| Dataset entries on figures |
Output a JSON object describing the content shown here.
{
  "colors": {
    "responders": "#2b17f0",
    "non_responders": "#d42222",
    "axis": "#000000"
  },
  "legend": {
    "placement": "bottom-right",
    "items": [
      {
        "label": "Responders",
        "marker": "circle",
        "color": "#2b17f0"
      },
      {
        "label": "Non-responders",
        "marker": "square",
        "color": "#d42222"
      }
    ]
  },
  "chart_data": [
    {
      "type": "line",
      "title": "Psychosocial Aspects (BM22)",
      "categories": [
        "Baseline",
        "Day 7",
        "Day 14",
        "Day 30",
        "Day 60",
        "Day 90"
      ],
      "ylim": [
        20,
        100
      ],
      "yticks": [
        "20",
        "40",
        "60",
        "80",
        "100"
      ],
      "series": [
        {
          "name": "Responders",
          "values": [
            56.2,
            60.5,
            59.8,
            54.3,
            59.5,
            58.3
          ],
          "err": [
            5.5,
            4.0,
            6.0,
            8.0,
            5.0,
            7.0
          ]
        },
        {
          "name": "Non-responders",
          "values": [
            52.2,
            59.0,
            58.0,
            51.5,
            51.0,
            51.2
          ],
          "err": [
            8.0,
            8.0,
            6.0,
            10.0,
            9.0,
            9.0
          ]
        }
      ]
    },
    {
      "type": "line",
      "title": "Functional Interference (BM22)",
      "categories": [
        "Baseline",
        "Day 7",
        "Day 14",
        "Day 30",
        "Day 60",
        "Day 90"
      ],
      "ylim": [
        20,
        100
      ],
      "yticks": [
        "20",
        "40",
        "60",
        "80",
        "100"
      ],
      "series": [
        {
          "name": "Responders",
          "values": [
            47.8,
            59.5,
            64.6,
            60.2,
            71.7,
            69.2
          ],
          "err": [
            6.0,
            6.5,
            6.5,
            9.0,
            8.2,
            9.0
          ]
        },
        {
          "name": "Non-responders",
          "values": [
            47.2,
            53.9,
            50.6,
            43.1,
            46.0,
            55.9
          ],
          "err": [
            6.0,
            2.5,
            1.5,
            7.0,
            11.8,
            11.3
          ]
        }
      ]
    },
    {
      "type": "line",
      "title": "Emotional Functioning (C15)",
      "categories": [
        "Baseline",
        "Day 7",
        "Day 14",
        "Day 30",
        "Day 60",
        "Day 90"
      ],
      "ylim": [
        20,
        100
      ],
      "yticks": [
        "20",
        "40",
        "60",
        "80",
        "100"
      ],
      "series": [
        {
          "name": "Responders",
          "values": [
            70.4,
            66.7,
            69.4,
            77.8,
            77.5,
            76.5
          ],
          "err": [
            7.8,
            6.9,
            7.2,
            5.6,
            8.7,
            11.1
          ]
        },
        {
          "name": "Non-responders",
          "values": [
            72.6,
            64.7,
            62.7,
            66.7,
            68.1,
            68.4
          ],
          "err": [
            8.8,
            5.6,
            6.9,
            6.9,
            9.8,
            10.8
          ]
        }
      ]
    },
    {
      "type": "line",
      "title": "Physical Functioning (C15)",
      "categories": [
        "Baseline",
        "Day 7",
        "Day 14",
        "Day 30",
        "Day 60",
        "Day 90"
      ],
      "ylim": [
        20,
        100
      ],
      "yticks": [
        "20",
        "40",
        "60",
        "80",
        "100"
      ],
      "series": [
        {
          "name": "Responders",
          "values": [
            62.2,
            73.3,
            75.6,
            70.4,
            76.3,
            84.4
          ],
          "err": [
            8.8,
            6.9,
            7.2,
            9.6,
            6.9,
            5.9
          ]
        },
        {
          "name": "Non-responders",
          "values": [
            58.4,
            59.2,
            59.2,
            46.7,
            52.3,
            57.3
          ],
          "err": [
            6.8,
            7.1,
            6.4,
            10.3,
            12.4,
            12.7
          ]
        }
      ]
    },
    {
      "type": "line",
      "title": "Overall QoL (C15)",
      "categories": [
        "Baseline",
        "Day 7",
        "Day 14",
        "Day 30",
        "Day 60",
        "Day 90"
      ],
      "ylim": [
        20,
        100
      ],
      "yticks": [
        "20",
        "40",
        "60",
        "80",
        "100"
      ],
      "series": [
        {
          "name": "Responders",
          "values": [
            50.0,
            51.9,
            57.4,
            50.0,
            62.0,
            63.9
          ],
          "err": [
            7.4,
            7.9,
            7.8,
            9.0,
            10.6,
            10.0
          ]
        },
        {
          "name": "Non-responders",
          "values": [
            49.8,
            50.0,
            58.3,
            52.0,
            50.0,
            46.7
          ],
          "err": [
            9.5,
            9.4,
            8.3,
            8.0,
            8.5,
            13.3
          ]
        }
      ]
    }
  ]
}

| Required work |
From the preceding material, extract every line exactly.

| Expected answer |
Output a JSON object describing the content shown here.
{
  "colors": {
    "responders": "#2b17f0",
    "non_responders": "#d42222",
    "axis": "#000000"
  },
  "legend": {
    "placement": "bottom-right",
    "items": [
      {
        "label": "Responders",
        "marker": "circle",
        "color": "#2b17f0"
      },
      {
        "label": "Non-responders",
        "marker": "square",
        "color": "#d42222"
      }
    ]
  },
  "chart_data": [
    {
      "type": "line",
      "title": "Psychosocial Aspects (BM22)",
      "categories": [
        "Baseline",
        "Day 7",
        "Day 14",
        "Day 30",
        "Day 60",
        "Day 90"
      ],
      "ylim": [
        20,
        100
      ],
      "yticks": [
        "20",
        "40",
        "60",
        "80",
        "100"
      ],
      "series": [
        {
          "name": "Responders",
          "values": [
            56.2,
            60.5,
            59.8,
            54.3,
            59.5,
            58.3
          ],
          "err": [
            5.5,
            4.0,
            6.0,
            8.0,
            5.0,
            7.0
          ]
        },
        {
          "name": "Non-responders",
          "values": [
            52.2,
            59.0,
            58.0,
            51.5,
            51.0,
            51.2
          ],
          "err": [
            8.0,
            8.0,
            6.0,
            10.0,
            9.0,
            9.0
          ]
        }
      ]
    },
    {
      "type": "line",
      "title": "Functional Interference (BM22)",
      "categories": [
        "Baseline",
        "Day 7",
        "Day 14",
        "Day 30",
        "Day 60",
        "Day 90"
      ],
      "ylim": [
        20,
        100
      ],
      "yticks": [
        "20",
        "40",
        "60",
        "80",
        "100"
      ],
      "series": [
        {
          "name": "Responders",
          "values": [
            47.8,
            59.5,
            64.6,
            60.2,
            71.7,
            69.2
          ],
          "err": [
            6.0,
            6.5,
            6.5,
            9.0,
            8.2,
            9.0
          ]
        },
        {
          "name": "Non-responders",
          "values": [
            47.2,
            53.9,
            50.6,
            43.1,
            46.0,
            55.9
          ],
          "err": [
            6.0,
            2.5,
            1.5,
            7.0,
            11.8,
            11.3
          ]
        }
      ]
    },
    {
      "type": "line",
      "title": "Emotional Functioning (C15)",
      "categories": [
        "Baseline",
        "Day 7",
        "Day 14",
        "Day 30",
        "Day 60",
        "Day 90"
      ],
      "ylim": [
        20,
        100
      ],
      "yticks": [
        "20",
        "40",
        "60",
        "80",
        "100"
      ],
      "series": [
        {
          "name": "Responders",
          "values": [
            70.4,
            66.7,
            69.4,
            77.8,
            77.5,
            76.5
          ],
          "err": [
            7.8,
            6.9,
            7.2,
            5.6,
            8.7,
            11.1
          ]
        },
        {
          "name": "Non-responders",
          "values": [
            72.6,
            64.7,
            62.7,
            66.7,
            68.1,
            68.4
          ],
          "err": [
            8.8,
            5.6,
            6.9,
            6.9,
            9.8,
            10.8
          ]
        }
      ]
    },
    {
      "type": "line",
      "title": "Physical Functioning (C15)",
      "categories": [
        "Baseline",
        "Day 7",
        "Day 14",
        "Day 30",
        "Day 60",
        "Day 90"
      ],
      "ylim": [
        20,
        100
      ],
      "yticks": [
        "20",
        "40",
        "60",
        "80",
        "100"
      ],
      "series": [
        {
          "name": "Responders",
          "values": [
            62.2,
            73.3,
            75.6,
            70.4,
            76.3,
            84.4
          ],
          "err": [
            8.8,
            6.9,
            7.2,
            9.6,
            6.9,
            5.9
          ]
        },
        {
          "name": "Non-responders",
          "values": [
            58.4,
            59.2,
            59.2,
            46.7,
            52.3,
            57.3
          ],
          "err": [
            6.8,
            7.1,
            6.4,
            10.3,
            12.4,
            12.7
          ]
        }
      ]
    },
    {
      "type": "line",
      "title": "Overall QoL (C15)",
      "categories": [
        "Baseline",
        "Day 7",
        "Day 14",
        "Day 30",
        "Day 60",
        "Day 90"
      ],
      "ylim": [
        20,
        100
      ],
      "yticks": [
        "20",
        "40",
        "60",
        "80",
        "100"
      ],
      "series": [
        {
          "name": "Responders",
          "values": [
            50.0,
            51.9,
            57.4,
            50.0,
            62.0,
            63.9
          ],
          "err": [
            7.4,
            7.9,
            7.8,
            9.0,
            10.6,
            10.0
          ]
        },
        {
          "name": "Non-responders",
          "values": [
            49.8,
            50.0,
            58.3,
            52.0,
            50.0,
            46.7
          ],
          "err": [
            9.5,
            9.4,
            8.3,
            8.0,
            8.5,
            13.3
          ]
        }
      ]
    }
  ]
}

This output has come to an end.